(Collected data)
* * * *
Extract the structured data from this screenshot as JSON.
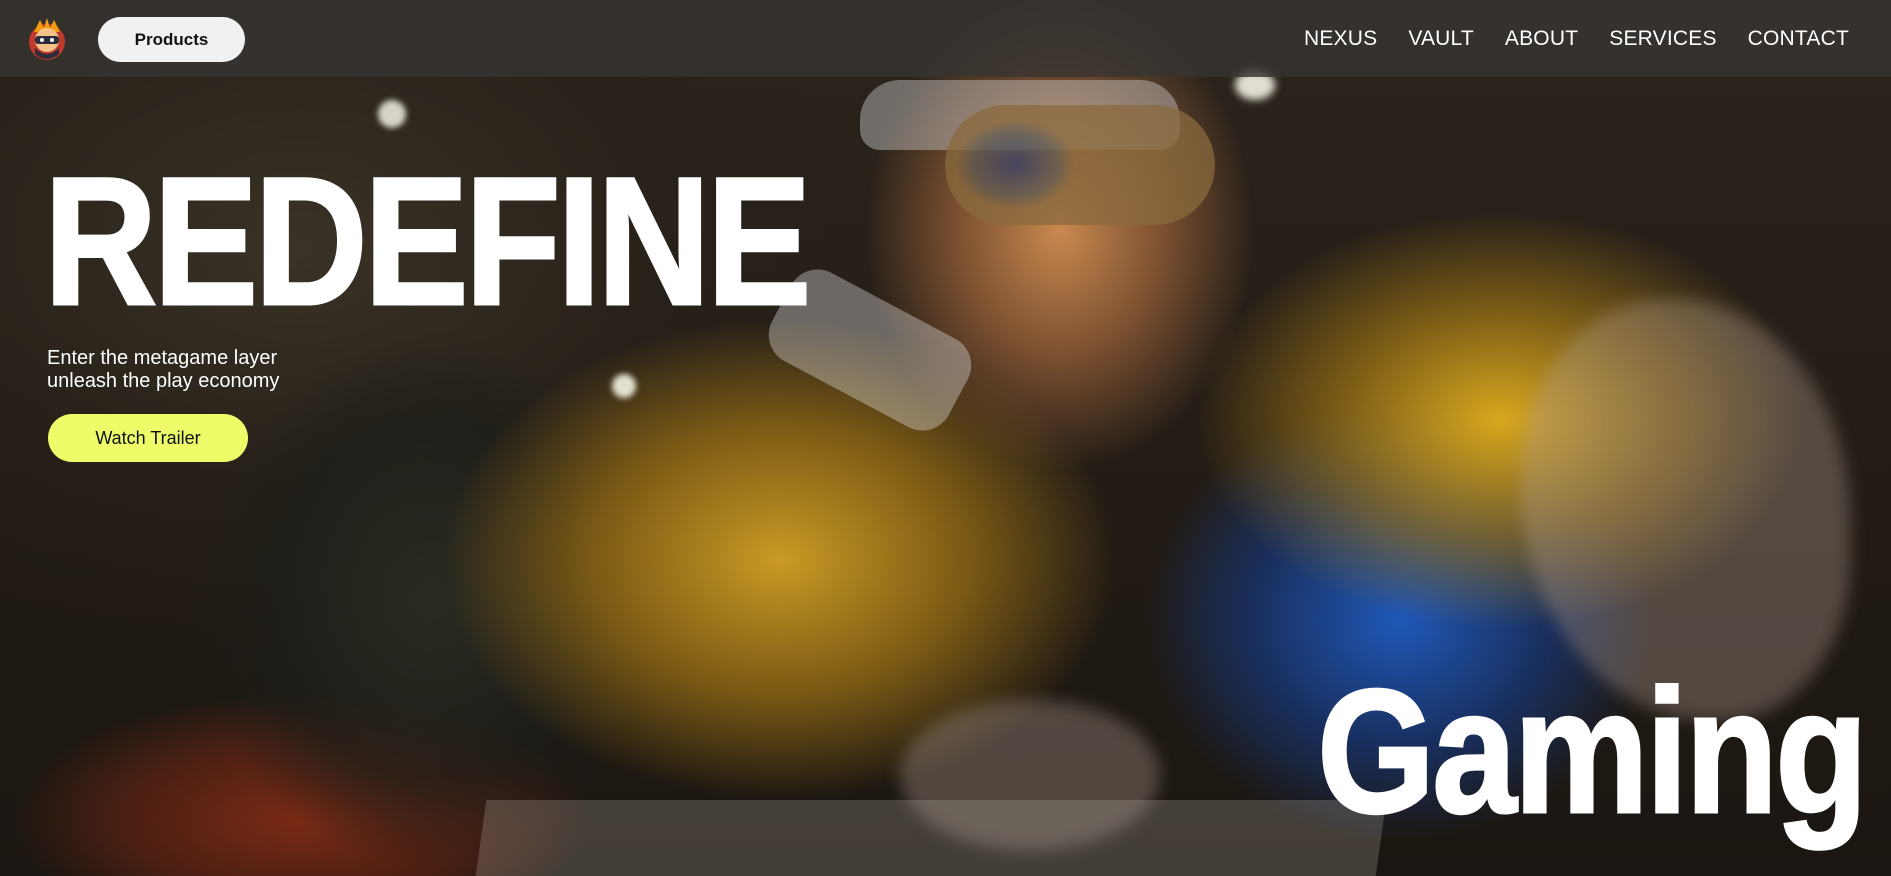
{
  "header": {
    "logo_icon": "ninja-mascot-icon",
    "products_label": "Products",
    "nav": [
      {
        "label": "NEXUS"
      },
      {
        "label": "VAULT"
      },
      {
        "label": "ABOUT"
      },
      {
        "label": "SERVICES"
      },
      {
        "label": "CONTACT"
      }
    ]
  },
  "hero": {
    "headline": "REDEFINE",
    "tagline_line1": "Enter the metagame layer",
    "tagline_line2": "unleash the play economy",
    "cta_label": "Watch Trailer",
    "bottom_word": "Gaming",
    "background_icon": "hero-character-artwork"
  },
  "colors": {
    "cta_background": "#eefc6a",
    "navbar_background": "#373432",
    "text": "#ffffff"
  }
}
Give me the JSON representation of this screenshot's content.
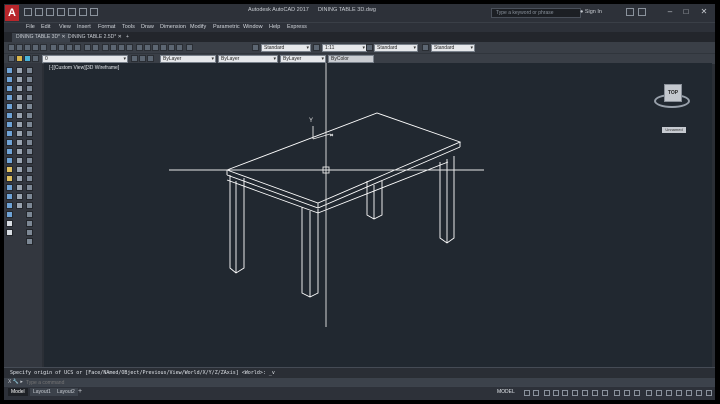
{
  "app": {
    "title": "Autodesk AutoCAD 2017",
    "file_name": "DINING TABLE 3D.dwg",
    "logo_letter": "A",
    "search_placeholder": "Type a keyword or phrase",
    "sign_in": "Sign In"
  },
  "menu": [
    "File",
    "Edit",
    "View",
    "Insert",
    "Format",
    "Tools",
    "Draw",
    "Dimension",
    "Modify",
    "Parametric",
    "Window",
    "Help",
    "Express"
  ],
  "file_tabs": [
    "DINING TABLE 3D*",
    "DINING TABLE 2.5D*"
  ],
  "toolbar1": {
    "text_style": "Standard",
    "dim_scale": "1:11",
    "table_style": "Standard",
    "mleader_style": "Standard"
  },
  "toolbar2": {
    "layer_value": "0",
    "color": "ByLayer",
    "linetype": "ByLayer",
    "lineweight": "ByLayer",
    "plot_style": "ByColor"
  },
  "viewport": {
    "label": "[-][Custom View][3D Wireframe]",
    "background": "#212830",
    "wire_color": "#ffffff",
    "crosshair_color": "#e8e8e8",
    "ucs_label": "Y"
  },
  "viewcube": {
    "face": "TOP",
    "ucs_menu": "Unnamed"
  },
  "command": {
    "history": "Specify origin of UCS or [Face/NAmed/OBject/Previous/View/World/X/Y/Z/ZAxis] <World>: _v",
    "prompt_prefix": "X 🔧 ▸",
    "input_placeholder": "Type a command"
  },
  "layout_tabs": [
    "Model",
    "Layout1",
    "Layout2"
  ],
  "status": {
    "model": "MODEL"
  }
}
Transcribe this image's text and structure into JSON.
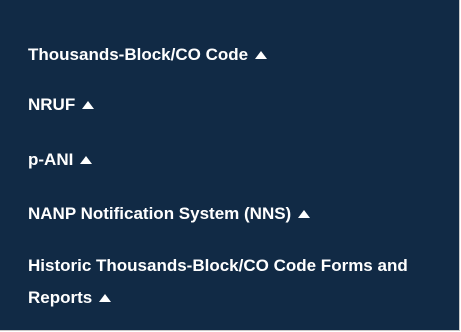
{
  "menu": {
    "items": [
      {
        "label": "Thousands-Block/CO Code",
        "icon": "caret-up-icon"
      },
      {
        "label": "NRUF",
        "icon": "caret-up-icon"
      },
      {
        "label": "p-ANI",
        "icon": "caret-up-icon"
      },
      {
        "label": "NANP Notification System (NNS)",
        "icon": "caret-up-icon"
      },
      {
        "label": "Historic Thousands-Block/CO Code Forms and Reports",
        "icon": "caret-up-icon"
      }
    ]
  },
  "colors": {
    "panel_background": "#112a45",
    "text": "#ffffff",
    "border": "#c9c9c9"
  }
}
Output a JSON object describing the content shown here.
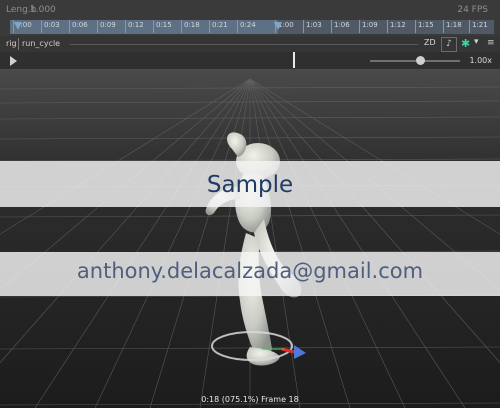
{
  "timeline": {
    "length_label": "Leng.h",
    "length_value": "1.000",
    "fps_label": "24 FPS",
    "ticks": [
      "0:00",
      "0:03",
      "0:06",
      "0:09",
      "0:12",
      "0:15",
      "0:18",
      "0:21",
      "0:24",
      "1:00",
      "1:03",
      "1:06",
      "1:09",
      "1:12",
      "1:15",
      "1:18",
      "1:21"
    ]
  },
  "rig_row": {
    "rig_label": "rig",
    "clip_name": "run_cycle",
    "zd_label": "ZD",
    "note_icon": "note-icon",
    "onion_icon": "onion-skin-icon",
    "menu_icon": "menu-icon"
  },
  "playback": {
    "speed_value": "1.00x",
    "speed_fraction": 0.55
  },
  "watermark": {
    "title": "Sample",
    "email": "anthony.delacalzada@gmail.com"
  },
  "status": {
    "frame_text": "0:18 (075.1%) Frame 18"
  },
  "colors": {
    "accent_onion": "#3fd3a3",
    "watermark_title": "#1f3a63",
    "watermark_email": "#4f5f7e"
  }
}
* * * *
Request
Pictures don't belong in the copy. Transcribe every record exactly as it appears.

Output for this task
Extract the structured data from this screenshot as JSON.
{
  "header": {
    "logo_icon": "ninja-mascot-icon",
    "products_label": "Products",
    "nav": [
      {
        "label": "NEXUS"
      },
      {
        "label": "VAULT"
      },
      {
        "label": "ABOUT"
      },
      {
        "label": "SERVICES"
      },
      {
        "label": "CONTACT"
      }
    ]
  },
  "hero": {
    "headline": "REDEFINE",
    "tagline_line1": "Enter the metagame layer",
    "tagline_line2": "unleash the play economy",
    "cta_label": "Watch Trailer",
    "bottom_word": "Gaming",
    "background_icon": "hero-character-artwork"
  },
  "colors": {
    "cta_background": "#eefc6a",
    "navbar_background": "#373432",
    "text": "#ffffff"
  }
}
Give me the JSON representation of this screenshot's content.
{
  "app": {
    "title": "Autodesk AutoCAD 2017",
    "file_name": "DINING TABLE 3D.dwg",
    "logo_letter": "A",
    "search_placeholder": "Type a keyword or phrase",
    "sign_in": "Sign In"
  },
  "menu": [
    "File",
    "Edit",
    "View",
    "Insert",
    "Format",
    "Tools",
    "Draw",
    "Dimension",
    "Modify",
    "Parametric",
    "Window",
    "Help",
    "Express"
  ],
  "file_tabs": [
    "DINING TABLE 3D*",
    "DINING TABLE 2.5D*"
  ],
  "toolbar1": {
    "text_style": "Standard",
    "dim_scale": "1:11",
    "table_style": "Standard",
    "mleader_style": "Standard"
  },
  "toolbar2": {
    "layer_value": "0",
    "color": "ByLayer",
    "linetype": "ByLayer",
    "lineweight": "ByLayer",
    "plot_style": "ByColor"
  },
  "viewport": {
    "label": "[-][Custom View][3D Wireframe]",
    "background": "#212830",
    "wire_color": "#ffffff",
    "crosshair_color": "#e8e8e8",
    "ucs_label": "Y"
  },
  "viewcube": {
    "face": "TOP",
    "ucs_menu": "Unnamed"
  },
  "command": {
    "history": "Specify origin of UCS or [Face/NAmed/OBject/Previous/View/World/X/Y/Z/ZAxis] <World>: _v",
    "prompt_prefix": "X 🔧 ▸",
    "input_placeholder": "Type a command"
  },
  "layout_tabs": [
    "Model",
    "Layout1",
    "Layout2"
  ],
  "status": {
    "model": "MODEL"
  }
}
Transcribe this image's text and structure into JSON.
{
  "menu": {
    "items": [
      {
        "label": "Thousands-Block/CO Code",
        "icon": "caret-up-icon"
      },
      {
        "label": "NRUF",
        "icon": "caret-up-icon"
      },
      {
        "label": "p-ANI",
        "icon": "caret-up-icon"
      },
      {
        "label": "NANP Notification System (NNS)",
        "icon": "caret-up-icon"
      },
      {
        "label": "Historic Thousands-Block/CO Code Forms and Reports",
        "icon": "caret-up-icon"
      }
    ]
  },
  "colors": {
    "panel_background": "#112a45",
    "text": "#ffffff",
    "border": "#c9c9c9"
  }
}
Output a JSON object describing the content shown here.
{
  "timeline": {
    "length_label": "Leng.h",
    "length_value": "1.000",
    "fps_label": "24 FPS",
    "ticks": [
      "0:00",
      "0:03",
      "0:06",
      "0:09",
      "0:12",
      "0:15",
      "0:18",
      "0:21",
      "0:24",
      "1:00",
      "1:03",
      "1:06",
      "1:09",
      "1:12",
      "1:15",
      "1:18",
      "1:21"
    ]
  },
  "rig_row": {
    "rig_label": "rig",
    "clip_name": "run_cycle",
    "zd_label": "ZD",
    "note_icon": "note-icon",
    "onion_icon": "onion-skin-icon",
    "menu_icon": "menu-icon"
  },
  "playback": {
    "speed_value": "1.00x",
    "speed_fraction": 0.55
  },
  "watermark": {
    "title": "Sample",
    "email": "anthony.delacalzada@gmail.com"
  },
  "status": {
    "frame_text": "0:18 (075.1%) Frame 18"
  },
  "colors": {
    "accent_onion": "#3fd3a3",
    "watermark_title": "#1f3a63",
    "watermark_email": "#4f5f7e"
  }
}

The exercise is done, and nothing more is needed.